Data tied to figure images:
↓

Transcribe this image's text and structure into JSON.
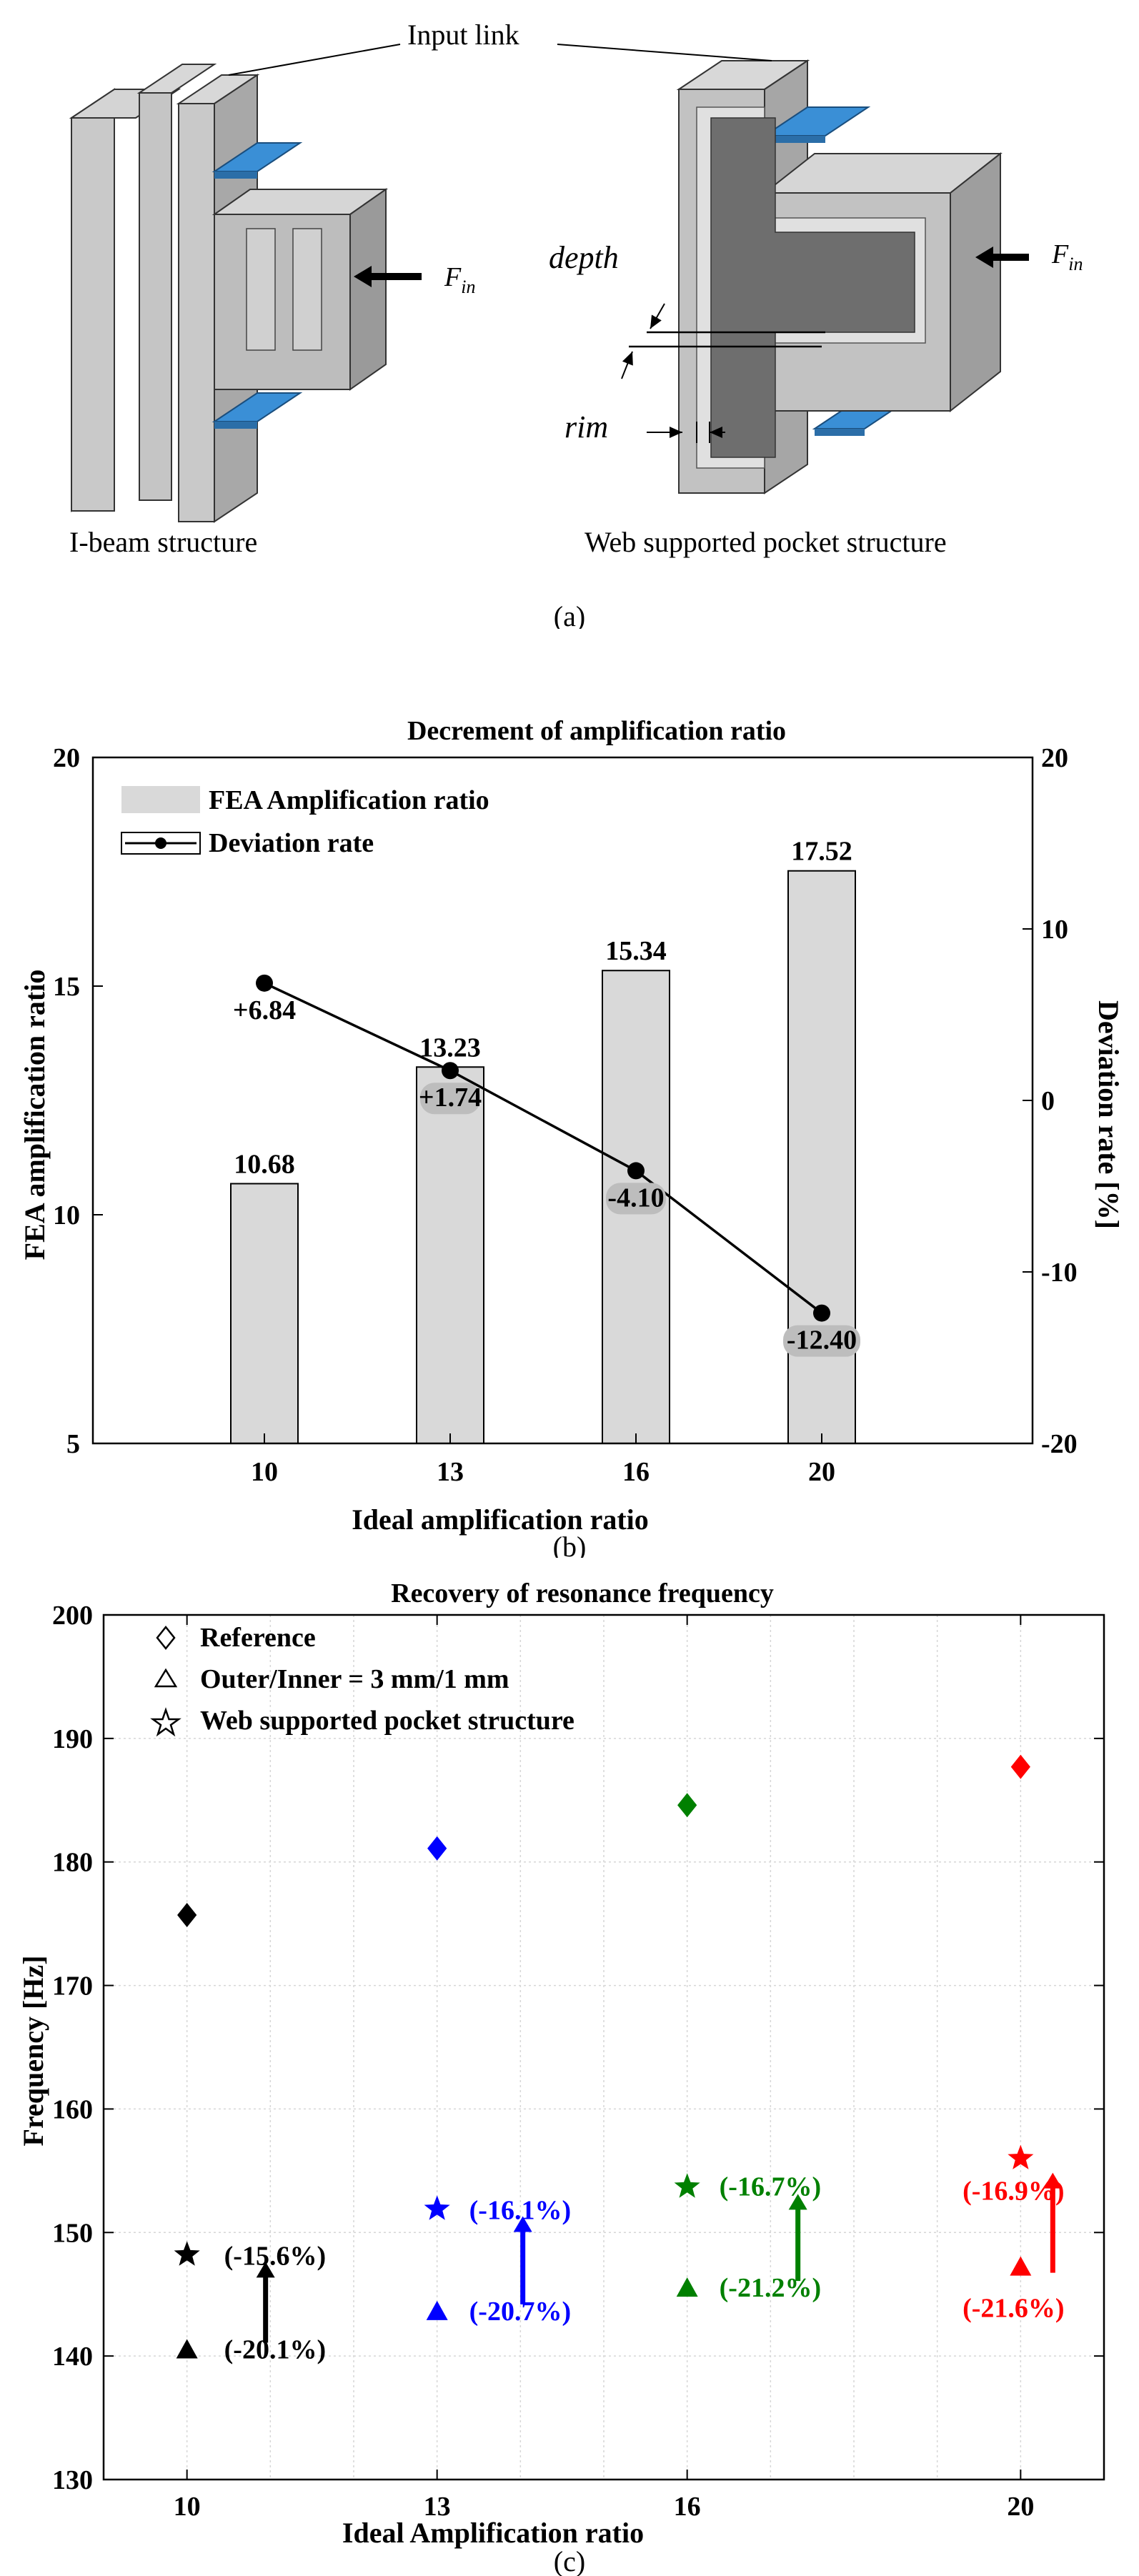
{
  "panel_a": {
    "input_link_label": "Input link",
    "force_label_main": "F",
    "force_label_sub": "in",
    "depth_label": "depth",
    "rim_label": "rim",
    "ibeam_caption": "I-beam structure",
    "web_caption": "Web supported pocket structure",
    "panel_label": "(a)"
  },
  "panel_b_label": "(b)",
  "panel_c_label": "(c)",
  "chart_data": [
    {
      "type": "bar",
      "title": "Decrement of amplification ratio",
      "xlabel": "Ideal amplification ratio",
      "ylabel": "FEA amplification ratio",
      "y2label": "Deviation rate [%]",
      "categories": [
        "10",
        "13",
        "16",
        "20"
      ],
      "ylim": [
        5,
        20
      ],
      "y2lim": [
        -20,
        20
      ],
      "yticks": [
        5,
        10,
        15,
        20
      ],
      "y2ticks": [
        -20,
        -10,
        0,
        10,
        20
      ],
      "legend_position": "top-left",
      "series": [
        {
          "name": "FEA Amplification ratio",
          "type": "bar",
          "axis": "left",
          "color": "#d9d9d9",
          "values": [
            10.68,
            13.23,
            15.34,
            17.52
          ],
          "labels": [
            "10.68",
            "13.23",
            "15.34",
            "17.52"
          ]
        },
        {
          "name": "Deviation rate",
          "type": "line",
          "axis": "right",
          "color": "#000000",
          "values": [
            6.84,
            1.74,
            -4.1,
            -12.4
          ],
          "labels": [
            "+6.84",
            "+1.74",
            "-4.10",
            "-12.40"
          ]
        }
      ]
    },
    {
      "type": "scatter",
      "title": "Recovery of resonance frequency",
      "xlabel": "Ideal Amplification ratio",
      "ylabel": "Frequency [Hz]",
      "xticks": [
        10,
        13,
        16,
        20
      ],
      "xlim": [
        9,
        21
      ],
      "ylim": [
        130,
        200
      ],
      "yticks": [
        130,
        140,
        150,
        160,
        170,
        180,
        190,
        200
      ],
      "grid": true,
      "legend_position": "top-left",
      "legend": [
        "Reference",
        "Outer/Inner = 3 mm/1 mm",
        "Web supported pocket structure"
      ],
      "colors": [
        "#000000",
        "#0000ff",
        "#008000",
        "#ff0000"
      ],
      "series": [
        {
          "name": "Reference",
          "marker": "diamond",
          "x": [
            10,
            13,
            16,
            20
          ],
          "y": [
            175.7,
            181.1,
            184.6,
            187.7
          ]
        },
        {
          "name": "Outer/Inner = 3 mm/1 mm",
          "marker": "triangle",
          "x": [
            10,
            13,
            16,
            20
          ],
          "y": [
            140.5,
            143.6,
            145.5,
            147.2
          ],
          "labels": [
            "(-20.1%)",
            "(-20.7%)",
            "(-21.2%)",
            "(-21.6%)"
          ]
        },
        {
          "name": "Web supported pocket structure",
          "marker": "star",
          "x": [
            10,
            13,
            16,
            20
          ],
          "y": [
            148.2,
            151.9,
            153.7,
            156.0
          ],
          "labels": [
            "(-15.6%)",
            "(-16.1%)",
            "(-16.7%)",
            "(-16.9%)"
          ]
        }
      ]
    }
  ]
}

↑

Exercise prompt
Each record above should come back exactly the same, only without its pictures.

Worked solution
Transcribe this image's text and structure into JSON.
{
  "panel_a": {
    "input_link_label": "Input link",
    "force_label_main": "F",
    "force_label_sub": "in",
    "depth_label": "depth",
    "rim_label": "rim",
    "ibeam_caption": "I-beam structure",
    "web_caption": "Web supported pocket structure",
    "panel_label": "(a)"
  },
  "panel_b_label": "(b)",
  "panel_c_label": "(c)",
  "chart_data": [
    {
      "type": "bar",
      "title": "Decrement of amplification ratio",
      "xlabel": "Ideal amplification ratio",
      "ylabel": "FEA amplification ratio",
      "y2label": "Deviation rate [%]",
      "categories": [
        "10",
        "13",
        "16",
        "20"
      ],
      "ylim": [
        5,
        20
      ],
      "y2lim": [
        -20,
        20
      ],
      "yticks": [
        5,
        10,
        15,
        20
      ],
      "y2ticks": [
        -20,
        -10,
        0,
        10,
        20
      ],
      "legend_position": "top-left",
      "series": [
        {
          "name": "FEA Amplification ratio",
          "type": "bar",
          "axis": "left",
          "color": "#d9d9d9",
          "values": [
            10.68,
            13.23,
            15.34,
            17.52
          ],
          "labels": [
            "10.68",
            "13.23",
            "15.34",
            "17.52"
          ]
        },
        {
          "name": "Deviation rate",
          "type": "line",
          "axis": "right",
          "color": "#000000",
          "values": [
            6.84,
            1.74,
            -4.1,
            -12.4
          ],
          "labels": [
            "+6.84",
            "+1.74",
            "-4.10",
            "-12.40"
          ]
        }
      ]
    },
    {
      "type": "scatter",
      "title": "Recovery of resonance frequency",
      "xlabel": "Ideal Amplification ratio",
      "ylabel": "Frequency [Hz]",
      "xticks": [
        10,
        13,
        16,
        20
      ],
      "xlim": [
        9,
        21
      ],
      "ylim": [
        130,
        200
      ],
      "yticks": [
        130,
        140,
        150,
        160,
        170,
        180,
        190,
        200
      ],
      "grid": true,
      "legend_position": "top-left",
      "legend": [
        "Reference",
        "Outer/Inner = 3 mm/1 mm",
        "Web supported pocket structure"
      ],
      "colors": [
        "#000000",
        "#0000ff",
        "#008000",
        "#ff0000"
      ],
      "series": [
        {
          "name": "Reference",
          "marker": "diamond",
          "x": [
            10,
            13,
            16,
            20
          ],
          "y": [
            175.7,
            181.1,
            184.6,
            187.7
          ]
        },
        {
          "name": "Outer/Inner = 3 mm/1 mm",
          "marker": "triangle",
          "x": [
            10,
            13,
            16,
            20
          ],
          "y": [
            140.5,
            143.6,
            145.5,
            147.2
          ],
          "labels": [
            "(-20.1%)",
            "(-20.7%)",
            "(-21.2%)",
            "(-21.6%)"
          ]
        },
        {
          "name": "Web supported pocket structure",
          "marker": "star",
          "x": [
            10,
            13,
            16,
            20
          ],
          "y": [
            148.2,
            151.9,
            153.7,
            156.0
          ],
          "labels": [
            "(-15.6%)",
            "(-16.1%)",
            "(-16.7%)",
            "(-16.9%)"
          ]
        }
      ]
    }
  ]
}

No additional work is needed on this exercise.